### TASK OBJECTIVE
Copy all of the records below verbatim.

═════ STORED ROWS ═════

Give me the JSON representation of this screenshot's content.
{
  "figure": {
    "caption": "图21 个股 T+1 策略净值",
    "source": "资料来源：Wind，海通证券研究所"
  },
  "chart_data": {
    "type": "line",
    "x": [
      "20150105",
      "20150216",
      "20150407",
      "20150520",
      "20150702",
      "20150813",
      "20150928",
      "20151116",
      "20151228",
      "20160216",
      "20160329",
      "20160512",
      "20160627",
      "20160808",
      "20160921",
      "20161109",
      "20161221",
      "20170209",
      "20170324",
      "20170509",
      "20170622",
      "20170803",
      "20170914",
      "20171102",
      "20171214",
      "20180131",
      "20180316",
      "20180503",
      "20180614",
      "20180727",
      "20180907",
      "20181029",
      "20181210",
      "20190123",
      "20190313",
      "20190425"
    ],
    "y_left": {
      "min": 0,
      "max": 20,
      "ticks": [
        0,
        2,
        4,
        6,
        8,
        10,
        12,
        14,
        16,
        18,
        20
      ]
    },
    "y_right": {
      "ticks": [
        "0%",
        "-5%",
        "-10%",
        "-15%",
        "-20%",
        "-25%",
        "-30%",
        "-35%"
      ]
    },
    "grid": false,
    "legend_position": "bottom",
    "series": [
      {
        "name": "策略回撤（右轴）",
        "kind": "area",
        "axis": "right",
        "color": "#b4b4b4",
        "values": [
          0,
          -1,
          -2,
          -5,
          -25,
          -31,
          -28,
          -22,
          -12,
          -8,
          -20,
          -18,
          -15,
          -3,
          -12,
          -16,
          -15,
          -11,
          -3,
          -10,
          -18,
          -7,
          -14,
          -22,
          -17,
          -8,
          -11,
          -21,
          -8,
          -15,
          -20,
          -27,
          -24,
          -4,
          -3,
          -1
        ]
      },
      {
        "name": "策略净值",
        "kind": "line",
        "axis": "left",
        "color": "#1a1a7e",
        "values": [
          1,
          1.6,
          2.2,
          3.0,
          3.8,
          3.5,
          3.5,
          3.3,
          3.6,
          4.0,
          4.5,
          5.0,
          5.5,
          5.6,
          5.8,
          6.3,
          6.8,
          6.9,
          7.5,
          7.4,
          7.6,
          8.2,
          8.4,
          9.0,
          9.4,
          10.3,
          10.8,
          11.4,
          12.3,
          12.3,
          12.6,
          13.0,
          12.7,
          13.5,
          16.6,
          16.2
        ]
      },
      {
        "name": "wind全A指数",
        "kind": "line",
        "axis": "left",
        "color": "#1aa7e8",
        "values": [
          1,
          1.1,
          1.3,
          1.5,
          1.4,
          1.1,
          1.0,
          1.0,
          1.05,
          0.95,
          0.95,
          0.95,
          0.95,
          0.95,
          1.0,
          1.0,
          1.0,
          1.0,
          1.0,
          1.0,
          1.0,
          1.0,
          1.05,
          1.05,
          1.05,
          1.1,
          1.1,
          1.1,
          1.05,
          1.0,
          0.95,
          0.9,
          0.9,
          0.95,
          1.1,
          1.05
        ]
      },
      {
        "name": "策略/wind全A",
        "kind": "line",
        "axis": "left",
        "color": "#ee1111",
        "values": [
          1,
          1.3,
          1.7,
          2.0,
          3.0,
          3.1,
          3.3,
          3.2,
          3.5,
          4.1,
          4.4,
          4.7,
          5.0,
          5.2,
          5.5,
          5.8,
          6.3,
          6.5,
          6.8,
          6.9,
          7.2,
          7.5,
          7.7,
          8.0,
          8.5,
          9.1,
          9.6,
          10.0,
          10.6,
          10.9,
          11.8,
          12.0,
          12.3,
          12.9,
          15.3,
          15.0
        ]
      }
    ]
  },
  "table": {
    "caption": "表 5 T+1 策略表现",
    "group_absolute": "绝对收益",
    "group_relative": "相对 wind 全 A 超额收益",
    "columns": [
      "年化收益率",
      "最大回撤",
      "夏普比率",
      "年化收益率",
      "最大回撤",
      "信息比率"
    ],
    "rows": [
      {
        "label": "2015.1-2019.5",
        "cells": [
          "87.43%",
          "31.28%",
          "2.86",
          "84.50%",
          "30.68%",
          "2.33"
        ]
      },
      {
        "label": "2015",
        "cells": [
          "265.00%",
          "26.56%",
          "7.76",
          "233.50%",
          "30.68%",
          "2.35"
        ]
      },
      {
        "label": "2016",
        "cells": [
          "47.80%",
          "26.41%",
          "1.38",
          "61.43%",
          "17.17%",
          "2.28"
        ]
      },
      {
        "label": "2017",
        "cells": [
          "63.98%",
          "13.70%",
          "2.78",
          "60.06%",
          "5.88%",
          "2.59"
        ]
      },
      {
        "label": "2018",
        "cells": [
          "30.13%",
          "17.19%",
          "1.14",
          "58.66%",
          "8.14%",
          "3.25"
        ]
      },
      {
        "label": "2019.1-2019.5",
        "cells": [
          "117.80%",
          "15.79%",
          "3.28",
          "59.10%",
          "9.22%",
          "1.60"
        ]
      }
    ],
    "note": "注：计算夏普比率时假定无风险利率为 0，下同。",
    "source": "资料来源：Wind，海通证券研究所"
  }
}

═════

### THE RESULT
Give me the JSON representation of this screenshot's content.
{
  "figure": {
    "caption": "图21 个股 T+1 策略净值",
    "source": "资料来源：Wind，海通证券研究所"
  },
  "chart_data": {
    "type": "line",
    "x": [
      "20150105",
      "20150216",
      "20150407",
      "20150520",
      "20150702",
      "20150813",
      "20150928",
      "20151116",
      "20151228",
      "20160216",
      "20160329",
      "20160512",
      "20160627",
      "20160808",
      "20160921",
      "20161109",
      "20161221",
      "20170209",
      "20170324",
      "20170509",
      "20170622",
      "20170803",
      "20170914",
      "20171102",
      "20171214",
      "20180131",
      "20180316",
      "20180503",
      "20180614",
      "20180727",
      "20180907",
      "20181029",
      "20181210",
      "20190123",
      "20190313",
      "20190425"
    ],
    "y_left": {
      "min": 0,
      "max": 20,
      "ticks": [
        0,
        2,
        4,
        6,
        8,
        10,
        12,
        14,
        16,
        18,
        20
      ]
    },
    "y_right": {
      "ticks": [
        "0%",
        "-5%",
        "-10%",
        "-15%",
        "-20%",
        "-25%",
        "-30%",
        "-35%"
      ]
    },
    "grid": false,
    "legend_position": "bottom",
    "series": [
      {
        "name": "策略回撤（右轴）",
        "kind": "area",
        "axis": "right",
        "color": "#b4b4b4",
        "values": [
          0,
          -1,
          -2,
          -5,
          -25,
          -31,
          -28,
          -22,
          -12,
          -8,
          -20,
          -18,
          -15,
          -3,
          -12,
          -16,
          -15,
          -11,
          -3,
          -10,
          -18,
          -7,
          -14,
          -22,
          -17,
          -8,
          -11,
          -21,
          -8,
          -15,
          -20,
          -27,
          -24,
          -4,
          -3,
          -1
        ]
      },
      {
        "name": "策略净值",
        "kind": "line",
        "axis": "left",
        "color": "#1a1a7e",
        "values": [
          1,
          1.6,
          2.2,
          3.0,
          3.8,
          3.5,
          3.5,
          3.3,
          3.6,
          4.0,
          4.5,
          5.0,
          5.5,
          5.6,
          5.8,
          6.3,
          6.8,
          6.9,
          7.5,
          7.4,
          7.6,
          8.2,
          8.4,
          9.0,
          9.4,
          10.3,
          10.8,
          11.4,
          12.3,
          12.3,
          12.6,
          13.0,
          12.7,
          13.5,
          16.6,
          16.2
        ]
      },
      {
        "name": "wind全A指数",
        "kind": "line",
        "axis": "left",
        "color": "#1aa7e8",
        "values": [
          1,
          1.1,
          1.3,
          1.5,
          1.4,
          1.1,
          1.0,
          1.0,
          1.05,
          0.95,
          0.95,
          0.95,
          0.95,
          0.95,
          1.0,
          1.0,
          1.0,
          1.0,
          1.0,
          1.0,
          1.0,
          1.0,
          1.05,
          1.05,
          1.05,
          1.1,
          1.1,
          1.1,
          1.05,
          1.0,
          0.95,
          0.9,
          0.9,
          0.95,
          1.1,
          1.05
        ]
      },
      {
        "name": "策略/wind全A",
        "kind": "line",
        "axis": "left",
        "color": "#ee1111",
        "values": [
          1,
          1.3,
          1.7,
          2.0,
          3.0,
          3.1,
          3.3,
          3.2,
          3.5,
          4.1,
          4.4,
          4.7,
          5.0,
          5.2,
          5.5,
          5.8,
          6.3,
          6.5,
          6.8,
          6.9,
          7.2,
          7.5,
          7.7,
          8.0,
          8.5,
          9.1,
          9.6,
          10.0,
          10.6,
          10.9,
          11.8,
          12.0,
          12.3,
          12.9,
          15.3,
          15.0
        ]
      }
    ]
  },
  "table": {
    "caption": "表 5 T+1 策略表现",
    "group_absolute": "绝对收益",
    "group_relative": "相对 wind 全 A 超额收益",
    "columns": [
      "年化收益率",
      "最大回撤",
      "夏普比率",
      "年化收益率",
      "最大回撤",
      "信息比率"
    ],
    "rows": [
      {
        "label": "2015.1-2019.5",
        "cells": [
          "87.43%",
          "31.28%",
          "2.86",
          "84.50%",
          "30.68%",
          "2.33"
        ]
      },
      {
        "label": "2015",
        "cells": [
          "265.00%",
          "26.56%",
          "7.76",
          "233.50%",
          "30.68%",
          "2.35"
        ]
      },
      {
        "label": "2016",
        "cells": [
          "47.80%",
          "26.41%",
          "1.38",
          "61.43%",
          "17.17%",
          "2.28"
        ]
      },
      {
        "label": "2017",
        "cells": [
          "63.98%",
          "13.70%",
          "2.78",
          "60.06%",
          "5.88%",
          "2.59"
        ]
      },
      {
        "label": "2018",
        "cells": [
          "30.13%",
          "17.19%",
          "1.14",
          "58.66%",
          "8.14%",
          "3.25"
        ]
      },
      {
        "label": "2019.1-2019.5",
        "cells": [
          "117.80%",
          "15.79%",
          "3.28",
          "59.10%",
          "9.22%",
          "1.60"
        ]
      }
    ],
    "note": "注：计算夏普比率时假定无风险利率为 0，下同。",
    "source": "资料来源：Wind，海通证券研究所"
  }
}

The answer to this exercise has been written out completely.